# What the task asks
Lines that contain the string "equipment" are to be copied; leave out all others.

# Data to process
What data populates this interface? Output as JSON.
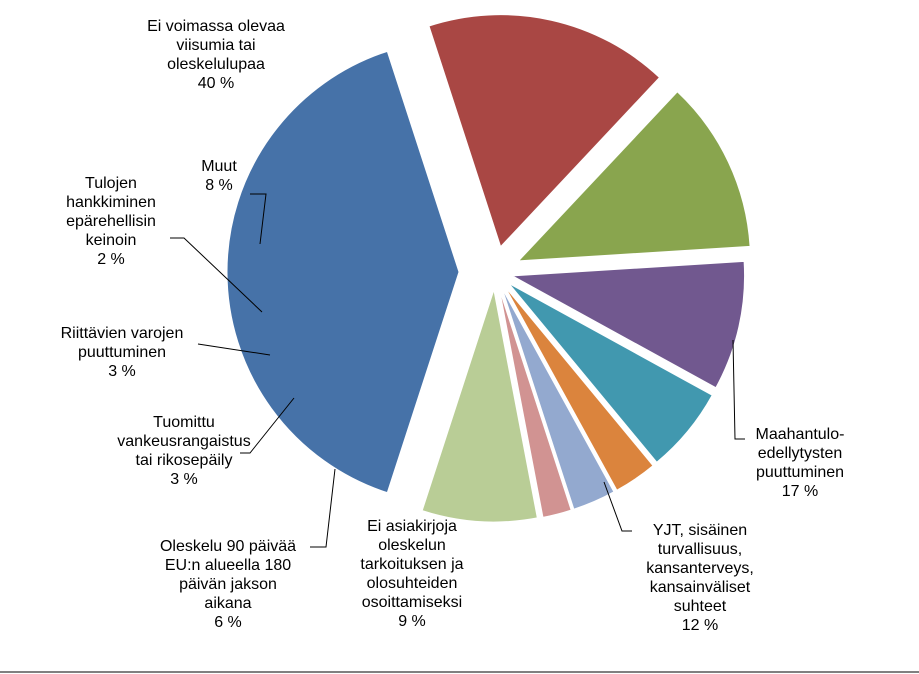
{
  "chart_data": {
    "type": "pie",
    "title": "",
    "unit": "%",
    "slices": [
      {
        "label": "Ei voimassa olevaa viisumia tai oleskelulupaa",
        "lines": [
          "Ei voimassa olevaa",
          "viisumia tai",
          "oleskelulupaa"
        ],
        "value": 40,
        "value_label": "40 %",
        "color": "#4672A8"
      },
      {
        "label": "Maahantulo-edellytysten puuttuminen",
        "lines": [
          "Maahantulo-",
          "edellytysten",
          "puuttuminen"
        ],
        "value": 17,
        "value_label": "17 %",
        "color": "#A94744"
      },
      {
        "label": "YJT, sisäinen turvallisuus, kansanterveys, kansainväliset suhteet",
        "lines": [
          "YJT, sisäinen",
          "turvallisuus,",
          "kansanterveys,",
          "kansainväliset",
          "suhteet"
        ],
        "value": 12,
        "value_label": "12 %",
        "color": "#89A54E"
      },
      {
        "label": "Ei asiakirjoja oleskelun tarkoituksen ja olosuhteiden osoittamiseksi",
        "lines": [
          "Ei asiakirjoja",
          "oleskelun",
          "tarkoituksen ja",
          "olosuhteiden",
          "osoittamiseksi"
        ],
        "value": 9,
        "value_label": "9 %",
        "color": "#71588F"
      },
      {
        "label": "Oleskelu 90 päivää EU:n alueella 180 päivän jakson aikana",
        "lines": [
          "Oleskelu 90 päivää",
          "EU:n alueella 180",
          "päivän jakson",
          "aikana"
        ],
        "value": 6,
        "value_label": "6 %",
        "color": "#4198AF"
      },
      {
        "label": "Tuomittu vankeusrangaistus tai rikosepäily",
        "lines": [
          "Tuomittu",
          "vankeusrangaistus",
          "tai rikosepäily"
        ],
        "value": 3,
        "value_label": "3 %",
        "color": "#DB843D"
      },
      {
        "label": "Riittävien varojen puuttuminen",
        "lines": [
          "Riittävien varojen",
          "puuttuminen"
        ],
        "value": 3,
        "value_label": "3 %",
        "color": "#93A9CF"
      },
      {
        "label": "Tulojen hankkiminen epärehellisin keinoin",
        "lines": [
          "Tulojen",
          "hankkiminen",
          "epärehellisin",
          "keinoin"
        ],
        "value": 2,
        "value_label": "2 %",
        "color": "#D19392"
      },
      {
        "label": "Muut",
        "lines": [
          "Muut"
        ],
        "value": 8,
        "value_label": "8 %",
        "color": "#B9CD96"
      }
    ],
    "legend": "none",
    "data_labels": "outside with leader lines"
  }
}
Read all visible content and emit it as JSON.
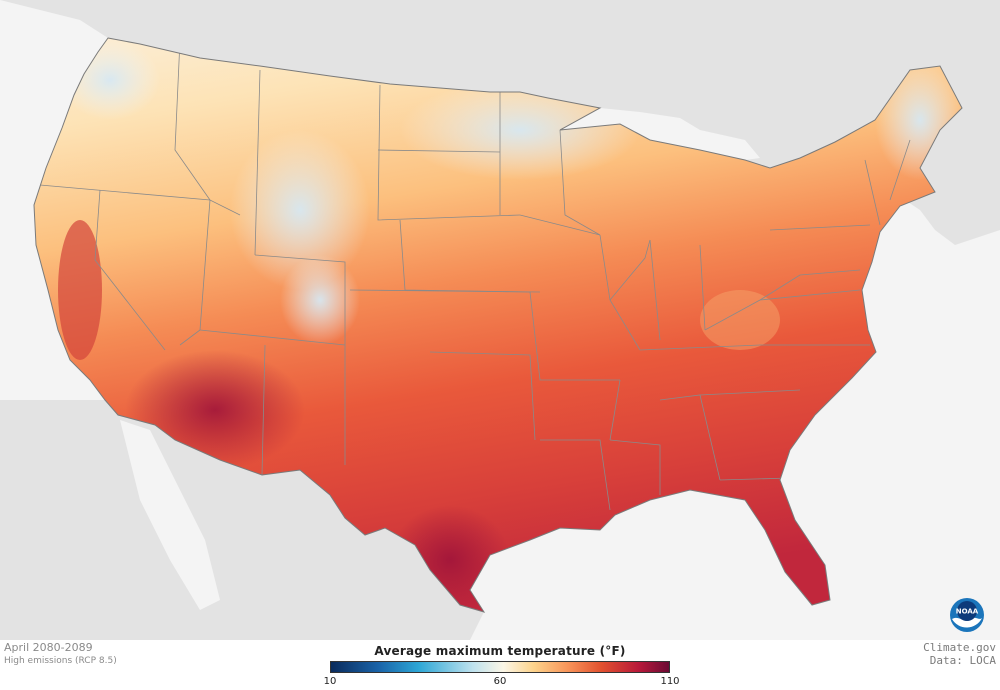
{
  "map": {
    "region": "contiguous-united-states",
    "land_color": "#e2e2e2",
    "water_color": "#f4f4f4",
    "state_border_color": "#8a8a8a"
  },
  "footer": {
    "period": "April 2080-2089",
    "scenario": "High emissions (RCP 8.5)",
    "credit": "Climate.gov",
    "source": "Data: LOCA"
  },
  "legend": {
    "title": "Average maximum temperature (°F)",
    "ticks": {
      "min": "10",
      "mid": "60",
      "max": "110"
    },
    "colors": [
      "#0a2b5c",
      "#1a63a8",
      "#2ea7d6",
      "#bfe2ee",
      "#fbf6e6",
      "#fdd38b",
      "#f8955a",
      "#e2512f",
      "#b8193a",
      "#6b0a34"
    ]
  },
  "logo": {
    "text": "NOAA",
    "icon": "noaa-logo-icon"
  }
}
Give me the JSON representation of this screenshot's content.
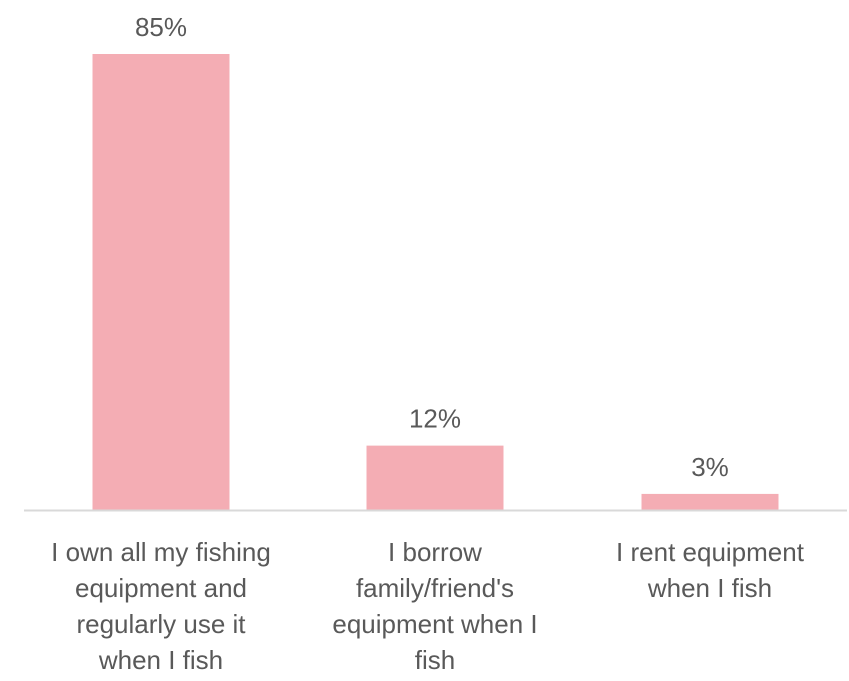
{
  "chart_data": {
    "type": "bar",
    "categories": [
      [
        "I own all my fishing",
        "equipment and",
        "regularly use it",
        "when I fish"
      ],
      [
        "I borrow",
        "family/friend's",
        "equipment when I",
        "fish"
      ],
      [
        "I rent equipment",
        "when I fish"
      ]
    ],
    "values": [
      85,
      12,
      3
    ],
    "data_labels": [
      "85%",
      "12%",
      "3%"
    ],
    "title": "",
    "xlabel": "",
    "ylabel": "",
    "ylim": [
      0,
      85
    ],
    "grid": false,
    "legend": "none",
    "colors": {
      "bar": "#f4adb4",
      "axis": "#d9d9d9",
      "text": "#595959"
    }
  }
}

# Solution to this exercise
        "equipment and",
        "equipment when I",
        "I rent equipment",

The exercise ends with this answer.